TASK GOAL
Set down each record exactly as written.

......

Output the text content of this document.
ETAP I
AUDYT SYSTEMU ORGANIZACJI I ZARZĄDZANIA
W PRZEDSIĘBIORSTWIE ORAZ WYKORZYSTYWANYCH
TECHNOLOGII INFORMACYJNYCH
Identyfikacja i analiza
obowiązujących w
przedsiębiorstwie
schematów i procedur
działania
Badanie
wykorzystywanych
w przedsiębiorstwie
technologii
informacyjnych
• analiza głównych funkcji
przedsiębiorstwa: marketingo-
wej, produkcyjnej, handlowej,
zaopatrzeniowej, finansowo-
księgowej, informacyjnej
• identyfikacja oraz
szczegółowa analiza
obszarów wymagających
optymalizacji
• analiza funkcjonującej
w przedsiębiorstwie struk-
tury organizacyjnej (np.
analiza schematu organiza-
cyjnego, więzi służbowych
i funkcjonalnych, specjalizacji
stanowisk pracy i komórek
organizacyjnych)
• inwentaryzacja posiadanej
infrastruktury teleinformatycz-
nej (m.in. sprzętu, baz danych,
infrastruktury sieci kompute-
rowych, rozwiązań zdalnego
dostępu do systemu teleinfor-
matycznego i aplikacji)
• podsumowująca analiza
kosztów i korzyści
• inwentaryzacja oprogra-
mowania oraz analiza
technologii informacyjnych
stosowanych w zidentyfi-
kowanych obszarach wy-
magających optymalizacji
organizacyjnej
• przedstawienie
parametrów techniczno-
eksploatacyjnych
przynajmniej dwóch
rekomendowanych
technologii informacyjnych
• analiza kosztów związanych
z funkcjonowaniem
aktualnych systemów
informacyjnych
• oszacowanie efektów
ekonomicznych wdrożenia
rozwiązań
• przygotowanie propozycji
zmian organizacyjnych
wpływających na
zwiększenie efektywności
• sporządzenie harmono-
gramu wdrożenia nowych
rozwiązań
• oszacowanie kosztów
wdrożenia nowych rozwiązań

......

COMPLETED EXERCISE
Output the text content of this document.
ETAP I
AUDYT SYSTEMU ORGANIZACJI I ZARZĄDZANIA
W PRZEDSIĘBIORSTWIE ORAZ WYKORZYSTYWANYCH
TECHNOLOGII INFORMACYJNYCH
Identyfikacja i analiza
obowiązujących w
przedsiębiorstwie
schematów i procedur
działania
Badanie
wykorzystywanych
w przedsiębiorstwie
technologii
informacyjnych
• analiza głównych funkcji
przedsiębiorstwa: marketingo-
wej, produkcyjnej, handlowej,
zaopatrzeniowej, finansowo-
księgowej, informacyjnej
• identyfikacja oraz
szczegółowa analiza
obszarów wymagających
optymalizacji
• analiza funkcjonującej
w przedsiębiorstwie struk-
tury organizacyjnej (np.
analiza schematu organiza-
cyjnego, więzi służbowych
i funkcjonalnych, specjalizacji
stanowisk pracy i komórek
organizacyjnych)
• inwentaryzacja posiadanej
infrastruktury teleinformatycz-
nej (m.in. sprzętu, baz danych,
infrastruktury sieci kompute-
rowych, rozwiązań zdalnego
dostępu do systemu teleinfor-
matycznego i aplikacji)
• podsumowująca analiza
kosztów i korzyści
• inwentaryzacja oprogra-
mowania oraz analiza
technologii informacyjnych
stosowanych w zidentyfi-
kowanych obszarach wy-
magających optymalizacji
organizacyjnej
• przedstawienie
parametrów techniczno-
eksploatacyjnych
przynajmniej dwóch
rekomendowanych
technologii informacyjnych
• analiza kosztów związanych
z funkcjonowaniem
aktualnych systemów
informacyjnych
• oszacowanie efektów
ekonomicznych wdrożenia
rozwiązań
• przygotowanie propozycji
zmian organizacyjnych
wpływających na
zwiększenie efektywności
• sporządzenie harmono-
gramu wdrożenia nowych
rozwiązań
• oszacowanie kosztów
wdrożenia nowych rozwiązań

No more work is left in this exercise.